* **Short task**: Go through the listing and pick out each line with the word "this" in it.

* **Record list**:
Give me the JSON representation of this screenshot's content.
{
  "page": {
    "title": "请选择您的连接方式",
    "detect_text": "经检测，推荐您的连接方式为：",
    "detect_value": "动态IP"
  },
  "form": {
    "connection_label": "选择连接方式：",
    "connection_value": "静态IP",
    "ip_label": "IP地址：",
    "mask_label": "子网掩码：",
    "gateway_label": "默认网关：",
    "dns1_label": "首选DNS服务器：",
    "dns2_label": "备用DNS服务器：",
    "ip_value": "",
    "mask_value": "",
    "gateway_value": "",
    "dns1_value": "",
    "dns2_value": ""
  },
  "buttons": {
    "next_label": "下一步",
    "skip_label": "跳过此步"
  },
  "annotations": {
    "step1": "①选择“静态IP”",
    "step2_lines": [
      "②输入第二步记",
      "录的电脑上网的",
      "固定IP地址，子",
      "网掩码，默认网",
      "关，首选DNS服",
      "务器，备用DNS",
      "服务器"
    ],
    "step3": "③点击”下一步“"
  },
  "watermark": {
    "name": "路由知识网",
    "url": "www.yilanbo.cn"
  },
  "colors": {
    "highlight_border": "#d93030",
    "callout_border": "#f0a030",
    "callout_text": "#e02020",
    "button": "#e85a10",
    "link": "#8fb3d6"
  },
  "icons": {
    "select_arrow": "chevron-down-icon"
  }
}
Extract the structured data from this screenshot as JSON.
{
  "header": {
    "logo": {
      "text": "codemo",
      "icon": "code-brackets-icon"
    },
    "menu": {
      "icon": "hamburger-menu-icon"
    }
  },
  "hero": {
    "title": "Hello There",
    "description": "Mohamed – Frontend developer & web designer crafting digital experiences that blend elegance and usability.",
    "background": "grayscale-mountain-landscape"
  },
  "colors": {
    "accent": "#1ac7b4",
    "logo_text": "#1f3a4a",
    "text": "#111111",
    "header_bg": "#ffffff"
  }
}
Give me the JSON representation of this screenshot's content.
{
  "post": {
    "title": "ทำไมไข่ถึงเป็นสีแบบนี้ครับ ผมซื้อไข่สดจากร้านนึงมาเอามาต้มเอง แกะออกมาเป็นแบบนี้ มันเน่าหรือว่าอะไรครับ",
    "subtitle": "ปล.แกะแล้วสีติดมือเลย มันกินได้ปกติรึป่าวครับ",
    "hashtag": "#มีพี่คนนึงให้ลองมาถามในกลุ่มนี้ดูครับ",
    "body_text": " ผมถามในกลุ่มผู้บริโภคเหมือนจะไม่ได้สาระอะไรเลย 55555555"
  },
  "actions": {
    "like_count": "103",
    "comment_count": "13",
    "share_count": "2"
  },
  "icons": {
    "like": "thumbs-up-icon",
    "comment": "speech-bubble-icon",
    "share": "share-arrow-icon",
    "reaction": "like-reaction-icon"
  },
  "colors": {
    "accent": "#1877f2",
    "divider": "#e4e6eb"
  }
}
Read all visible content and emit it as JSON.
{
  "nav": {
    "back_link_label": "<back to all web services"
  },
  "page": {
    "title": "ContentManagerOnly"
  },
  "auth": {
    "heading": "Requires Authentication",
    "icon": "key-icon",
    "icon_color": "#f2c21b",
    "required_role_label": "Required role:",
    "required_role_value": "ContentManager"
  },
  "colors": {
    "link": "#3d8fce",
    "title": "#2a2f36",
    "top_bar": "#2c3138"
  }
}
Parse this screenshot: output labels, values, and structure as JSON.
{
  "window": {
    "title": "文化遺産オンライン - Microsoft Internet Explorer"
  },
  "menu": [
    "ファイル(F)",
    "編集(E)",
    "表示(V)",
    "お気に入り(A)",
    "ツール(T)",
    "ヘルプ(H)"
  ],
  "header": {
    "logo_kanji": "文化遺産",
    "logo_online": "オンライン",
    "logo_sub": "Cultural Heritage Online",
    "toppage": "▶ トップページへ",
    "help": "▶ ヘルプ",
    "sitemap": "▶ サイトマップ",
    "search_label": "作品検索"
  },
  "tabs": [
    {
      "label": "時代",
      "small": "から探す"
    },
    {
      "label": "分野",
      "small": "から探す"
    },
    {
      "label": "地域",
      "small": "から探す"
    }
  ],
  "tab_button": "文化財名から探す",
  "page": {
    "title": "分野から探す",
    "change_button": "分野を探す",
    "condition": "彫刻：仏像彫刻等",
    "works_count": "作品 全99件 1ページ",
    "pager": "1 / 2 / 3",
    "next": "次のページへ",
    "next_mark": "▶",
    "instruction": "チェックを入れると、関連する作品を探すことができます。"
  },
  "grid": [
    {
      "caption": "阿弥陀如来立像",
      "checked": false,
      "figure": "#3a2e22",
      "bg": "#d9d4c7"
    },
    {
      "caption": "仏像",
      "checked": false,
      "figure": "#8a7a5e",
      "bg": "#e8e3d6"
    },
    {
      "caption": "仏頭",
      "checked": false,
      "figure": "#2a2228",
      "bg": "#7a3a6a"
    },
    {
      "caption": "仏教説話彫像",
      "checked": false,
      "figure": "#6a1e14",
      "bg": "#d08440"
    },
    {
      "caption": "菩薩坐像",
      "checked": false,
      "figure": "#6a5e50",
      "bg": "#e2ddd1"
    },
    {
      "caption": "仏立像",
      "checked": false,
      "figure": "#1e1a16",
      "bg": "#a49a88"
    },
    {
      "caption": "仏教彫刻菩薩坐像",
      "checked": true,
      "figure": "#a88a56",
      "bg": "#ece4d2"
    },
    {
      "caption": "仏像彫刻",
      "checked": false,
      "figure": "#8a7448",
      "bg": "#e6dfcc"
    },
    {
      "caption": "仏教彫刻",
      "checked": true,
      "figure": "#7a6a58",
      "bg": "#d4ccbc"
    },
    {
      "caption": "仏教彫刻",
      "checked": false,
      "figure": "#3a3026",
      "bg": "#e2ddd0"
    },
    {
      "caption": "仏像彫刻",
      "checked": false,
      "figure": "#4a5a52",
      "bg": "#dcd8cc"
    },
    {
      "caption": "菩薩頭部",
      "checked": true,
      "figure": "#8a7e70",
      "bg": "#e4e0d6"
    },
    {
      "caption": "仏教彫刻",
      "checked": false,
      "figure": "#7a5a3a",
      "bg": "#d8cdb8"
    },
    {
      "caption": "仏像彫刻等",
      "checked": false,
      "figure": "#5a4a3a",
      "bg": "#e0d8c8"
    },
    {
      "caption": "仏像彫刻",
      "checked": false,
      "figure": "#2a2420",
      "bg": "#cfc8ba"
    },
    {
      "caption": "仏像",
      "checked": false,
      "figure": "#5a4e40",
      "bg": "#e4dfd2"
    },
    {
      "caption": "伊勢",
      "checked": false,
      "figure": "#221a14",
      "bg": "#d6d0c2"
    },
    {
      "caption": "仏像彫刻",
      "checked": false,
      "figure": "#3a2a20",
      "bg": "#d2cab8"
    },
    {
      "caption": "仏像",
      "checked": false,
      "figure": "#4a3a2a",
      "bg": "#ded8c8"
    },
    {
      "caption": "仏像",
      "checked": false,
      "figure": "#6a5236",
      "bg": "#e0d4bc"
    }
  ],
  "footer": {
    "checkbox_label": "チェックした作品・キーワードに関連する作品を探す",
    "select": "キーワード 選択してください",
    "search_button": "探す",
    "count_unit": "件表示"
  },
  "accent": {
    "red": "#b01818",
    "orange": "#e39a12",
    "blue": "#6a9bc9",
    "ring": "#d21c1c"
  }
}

* **Answer**:
Give me the JSON representation of this screenshot's content.
Extract the structured data from this screenshot as JSON.
Give me the JSON representation of this screenshot's content.
Parse this screenshot: output labels, values, and structure as JSON.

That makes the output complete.